Task directions: The entries below should be transcribed in their entirety, exactly as written.
— START Record excerpts —
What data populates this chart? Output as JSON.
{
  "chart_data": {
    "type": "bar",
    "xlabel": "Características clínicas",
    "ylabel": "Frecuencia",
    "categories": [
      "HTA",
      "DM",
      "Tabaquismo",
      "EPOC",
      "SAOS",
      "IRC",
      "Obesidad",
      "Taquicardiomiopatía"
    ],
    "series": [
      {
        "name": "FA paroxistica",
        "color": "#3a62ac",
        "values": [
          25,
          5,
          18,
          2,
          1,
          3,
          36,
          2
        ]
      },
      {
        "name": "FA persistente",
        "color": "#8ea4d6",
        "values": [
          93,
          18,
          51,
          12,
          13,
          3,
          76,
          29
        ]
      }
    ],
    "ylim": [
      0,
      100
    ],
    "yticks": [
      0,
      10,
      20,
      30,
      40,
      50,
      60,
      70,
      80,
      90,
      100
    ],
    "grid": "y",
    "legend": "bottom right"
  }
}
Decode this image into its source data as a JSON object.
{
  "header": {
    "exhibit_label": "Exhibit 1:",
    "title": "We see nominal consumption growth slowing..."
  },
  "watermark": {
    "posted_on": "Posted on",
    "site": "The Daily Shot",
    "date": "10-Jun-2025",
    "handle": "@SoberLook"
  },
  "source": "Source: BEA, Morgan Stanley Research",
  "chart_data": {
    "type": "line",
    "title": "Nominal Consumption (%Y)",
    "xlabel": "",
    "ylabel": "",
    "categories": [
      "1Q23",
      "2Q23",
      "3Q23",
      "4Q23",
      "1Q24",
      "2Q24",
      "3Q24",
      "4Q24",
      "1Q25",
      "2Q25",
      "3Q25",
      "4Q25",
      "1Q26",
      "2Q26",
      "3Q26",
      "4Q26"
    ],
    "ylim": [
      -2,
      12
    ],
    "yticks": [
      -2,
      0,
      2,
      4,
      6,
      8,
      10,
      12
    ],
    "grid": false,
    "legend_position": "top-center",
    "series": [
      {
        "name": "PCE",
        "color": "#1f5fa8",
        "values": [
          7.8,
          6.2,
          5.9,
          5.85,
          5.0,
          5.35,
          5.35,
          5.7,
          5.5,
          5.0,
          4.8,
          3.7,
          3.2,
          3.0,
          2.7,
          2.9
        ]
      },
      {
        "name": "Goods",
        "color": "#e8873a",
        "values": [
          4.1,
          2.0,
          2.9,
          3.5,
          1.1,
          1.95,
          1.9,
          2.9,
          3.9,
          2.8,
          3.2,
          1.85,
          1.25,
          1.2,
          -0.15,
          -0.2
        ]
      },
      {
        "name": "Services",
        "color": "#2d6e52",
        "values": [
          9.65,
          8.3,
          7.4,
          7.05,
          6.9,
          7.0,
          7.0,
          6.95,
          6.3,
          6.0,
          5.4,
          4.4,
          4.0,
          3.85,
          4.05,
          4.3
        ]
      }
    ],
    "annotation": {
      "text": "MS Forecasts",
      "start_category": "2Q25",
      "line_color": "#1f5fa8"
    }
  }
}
— END Record excerpts —
Reply:
What data populates this chart? Output as JSON.
{
  "chart_data": {
    "type": "bar",
    "xlabel": "Características clínicas",
    "ylabel": "Frecuencia",
    "categories": [
      "HTA",
      "DM",
      "Tabaquismo",
      "EPOC",
      "SAOS",
      "IRC",
      "Obesidad",
      "Taquicardiomiopatía"
    ],
    "series": [
      {
        "name": "FA paroxistica",
        "color": "#3a62ac",
        "values": [
          25,
          5,
          18,
          2,
          1,
          3,
          36,
          2
        ]
      },
      {
        "name": "FA persistente",
        "color": "#8ea4d6",
        "values": [
          93,
          18,
          51,
          12,
          13,
          3,
          76,
          29
        ]
      }
    ],
    "ylim": [
      0,
      100
    ],
    "yticks": [
      0,
      10,
      20,
      30,
      40,
      50,
      60,
      70,
      80,
      90,
      100
    ],
    "grid": "y",
    "legend": "bottom right"
  }
}
Decode this image into its source data as a JSON object.
{
  "header": {
    "exhibit_label": "Exhibit 1:",
    "title": "We see nominal consumption growth slowing..."
  },
  "watermark": {
    "posted_on": "Posted on",
    "site": "The Daily Shot",
    "date": "10-Jun-2025",
    "handle": "@SoberLook"
  },
  "source": "Source: BEA, Morgan Stanley Research",
  "chart_data": {
    "type": "line",
    "title": "Nominal Consumption (%Y)",
    "xlabel": "",
    "ylabel": "",
    "categories": [
      "1Q23",
      "2Q23",
      "3Q23",
      "4Q23",
      "1Q24",
      "2Q24",
      "3Q24",
      "4Q24",
      "1Q25",
      "2Q25",
      "3Q25",
      "4Q25",
      "1Q26",
      "2Q26",
      "3Q26",
      "4Q26"
    ],
    "ylim": [
      -2,
      12
    ],
    "yticks": [
      -2,
      0,
      2,
      4,
      6,
      8,
      10,
      12
    ],
    "grid": false,
    "legend_position": "top-center",
    "series": [
      {
        "name": "PCE",
        "color": "#1f5fa8",
        "values": [
          7.8,
          6.2,
          5.9,
          5.85,
          5.0,
          5.35,
          5.35,
          5.7,
          5.5,
          5.0,
          4.8,
          3.7,
          3.2,
          3.0,
          2.7,
          2.9
        ]
      },
      {
        "name": "Goods",
        "color": "#e8873a",
        "values": [
          4.1,
          2.0,
          2.9,
          3.5,
          1.1,
          1.95,
          1.9,
          2.9,
          3.9,
          2.8,
          3.2,
          1.85,
          1.25,
          1.2,
          -0.15,
          -0.2
        ]
      },
      {
        "name": "Services",
        "color": "#2d6e52",
        "values": [
          9.65,
          8.3,
          7.4,
          7.05,
          6.9,
          7.0,
          7.0,
          6.95,
          6.3,
          6.0,
          5.4,
          4.4,
          4.0,
          3.85,
          4.05,
          4.3
        ]
      }
    ],
    "annotation": {
      "text": "MS Forecasts",
      "start_category": "2Q25",
      "line_color": "#1f5fa8"
    }
  }
}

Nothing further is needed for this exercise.